* [YOUR INSTRUCTIONS]
In the listing below, find every line containing "text" and copy it out.

* [Collection entries]
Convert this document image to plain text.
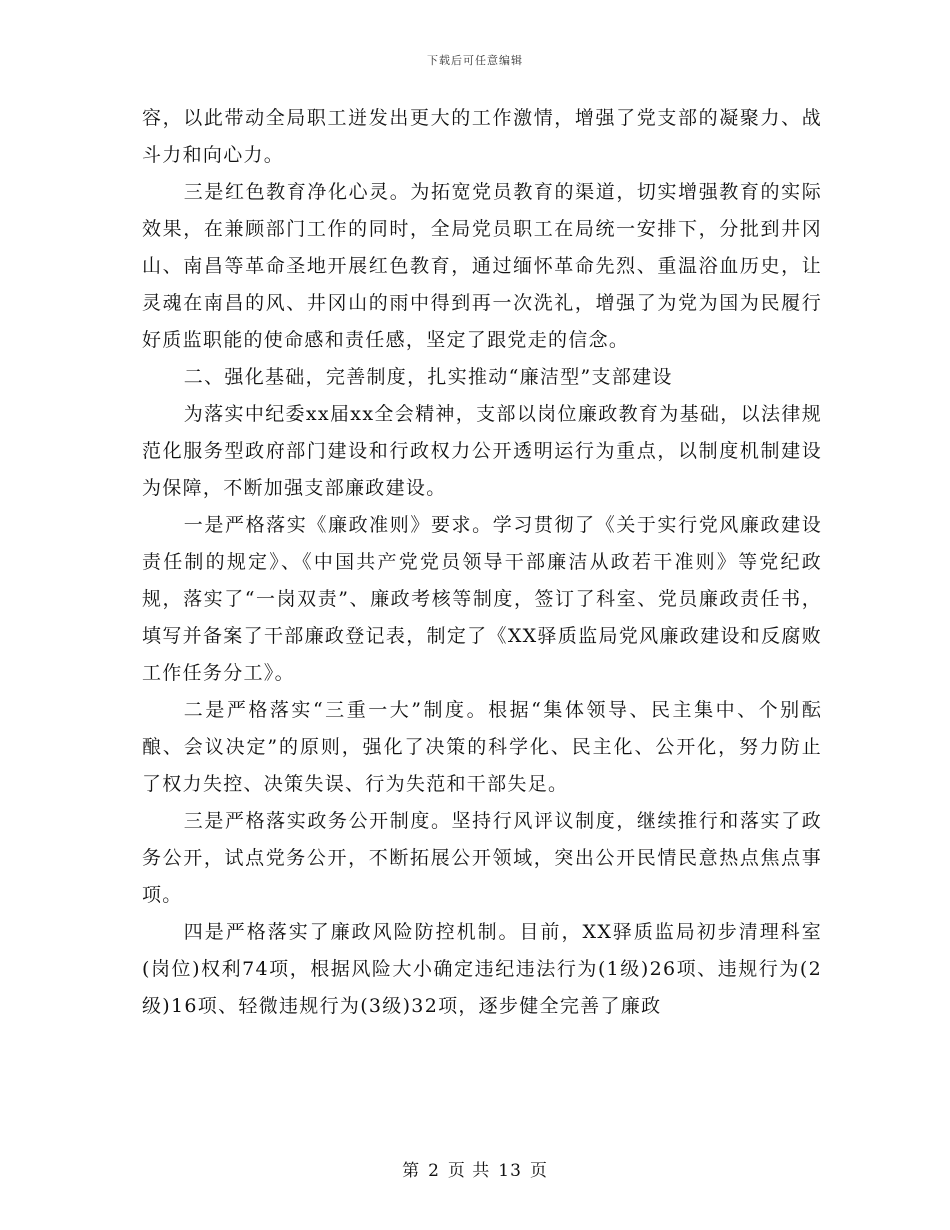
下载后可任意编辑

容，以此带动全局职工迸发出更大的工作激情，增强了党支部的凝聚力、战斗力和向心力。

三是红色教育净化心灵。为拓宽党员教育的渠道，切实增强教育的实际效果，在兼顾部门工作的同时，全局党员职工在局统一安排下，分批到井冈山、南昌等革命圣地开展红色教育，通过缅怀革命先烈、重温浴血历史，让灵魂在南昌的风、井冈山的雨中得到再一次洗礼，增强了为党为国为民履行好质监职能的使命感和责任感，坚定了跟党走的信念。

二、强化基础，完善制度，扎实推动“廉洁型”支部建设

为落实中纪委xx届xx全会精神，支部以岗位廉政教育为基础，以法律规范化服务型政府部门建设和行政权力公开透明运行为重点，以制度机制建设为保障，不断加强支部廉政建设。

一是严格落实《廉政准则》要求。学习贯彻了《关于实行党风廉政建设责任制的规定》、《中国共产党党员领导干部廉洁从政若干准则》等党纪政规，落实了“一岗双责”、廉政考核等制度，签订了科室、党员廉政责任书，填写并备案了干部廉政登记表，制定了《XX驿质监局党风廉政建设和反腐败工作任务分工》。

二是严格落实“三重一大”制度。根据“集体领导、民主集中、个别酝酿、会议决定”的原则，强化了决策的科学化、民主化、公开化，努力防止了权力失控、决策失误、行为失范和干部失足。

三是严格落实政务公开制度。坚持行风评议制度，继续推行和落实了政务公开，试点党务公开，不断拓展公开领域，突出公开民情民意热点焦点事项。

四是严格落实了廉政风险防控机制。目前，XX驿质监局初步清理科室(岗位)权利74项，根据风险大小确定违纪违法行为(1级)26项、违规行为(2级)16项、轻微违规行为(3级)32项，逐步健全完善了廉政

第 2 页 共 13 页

--

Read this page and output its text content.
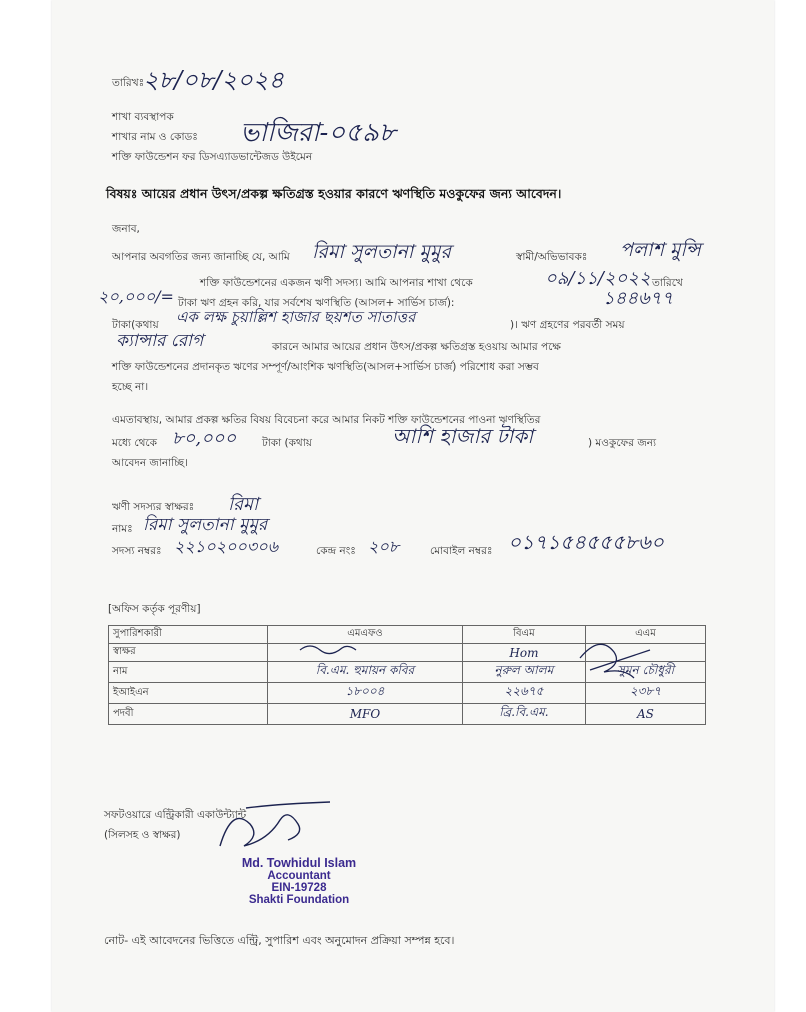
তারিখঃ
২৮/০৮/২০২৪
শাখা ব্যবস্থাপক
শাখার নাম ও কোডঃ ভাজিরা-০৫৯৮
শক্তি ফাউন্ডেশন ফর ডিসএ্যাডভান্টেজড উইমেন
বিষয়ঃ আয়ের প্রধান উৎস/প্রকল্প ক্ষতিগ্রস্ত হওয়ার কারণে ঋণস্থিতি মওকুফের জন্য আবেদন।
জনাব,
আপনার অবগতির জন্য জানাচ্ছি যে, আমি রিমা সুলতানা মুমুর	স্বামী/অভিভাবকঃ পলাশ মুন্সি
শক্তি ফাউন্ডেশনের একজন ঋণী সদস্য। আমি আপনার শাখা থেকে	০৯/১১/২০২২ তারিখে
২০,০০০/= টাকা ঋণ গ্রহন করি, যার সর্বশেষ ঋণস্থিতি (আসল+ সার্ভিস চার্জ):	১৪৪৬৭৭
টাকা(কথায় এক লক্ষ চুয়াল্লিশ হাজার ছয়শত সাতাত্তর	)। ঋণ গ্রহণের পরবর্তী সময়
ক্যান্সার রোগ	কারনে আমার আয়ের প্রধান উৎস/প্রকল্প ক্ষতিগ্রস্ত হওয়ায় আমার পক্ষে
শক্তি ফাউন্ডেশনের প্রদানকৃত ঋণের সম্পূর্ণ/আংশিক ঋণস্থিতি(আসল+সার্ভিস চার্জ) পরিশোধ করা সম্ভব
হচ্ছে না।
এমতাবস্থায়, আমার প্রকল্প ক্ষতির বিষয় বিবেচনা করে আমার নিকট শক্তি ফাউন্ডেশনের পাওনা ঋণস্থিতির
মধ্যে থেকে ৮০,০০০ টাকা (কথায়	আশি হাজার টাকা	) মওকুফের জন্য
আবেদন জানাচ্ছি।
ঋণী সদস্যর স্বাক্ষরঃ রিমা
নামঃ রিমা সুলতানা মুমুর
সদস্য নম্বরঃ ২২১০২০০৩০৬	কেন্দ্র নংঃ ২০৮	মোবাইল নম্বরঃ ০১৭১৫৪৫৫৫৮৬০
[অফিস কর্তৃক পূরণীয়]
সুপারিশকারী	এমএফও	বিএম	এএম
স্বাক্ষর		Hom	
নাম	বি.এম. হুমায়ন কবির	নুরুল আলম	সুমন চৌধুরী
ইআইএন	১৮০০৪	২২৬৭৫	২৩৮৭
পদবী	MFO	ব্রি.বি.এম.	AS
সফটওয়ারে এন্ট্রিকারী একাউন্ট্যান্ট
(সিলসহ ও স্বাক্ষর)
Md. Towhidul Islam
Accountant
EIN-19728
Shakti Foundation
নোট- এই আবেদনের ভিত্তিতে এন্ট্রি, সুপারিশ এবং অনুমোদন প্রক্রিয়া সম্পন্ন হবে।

* [FINAL RESULT]
Convert this document image to plain text.
Read this page and output its text content.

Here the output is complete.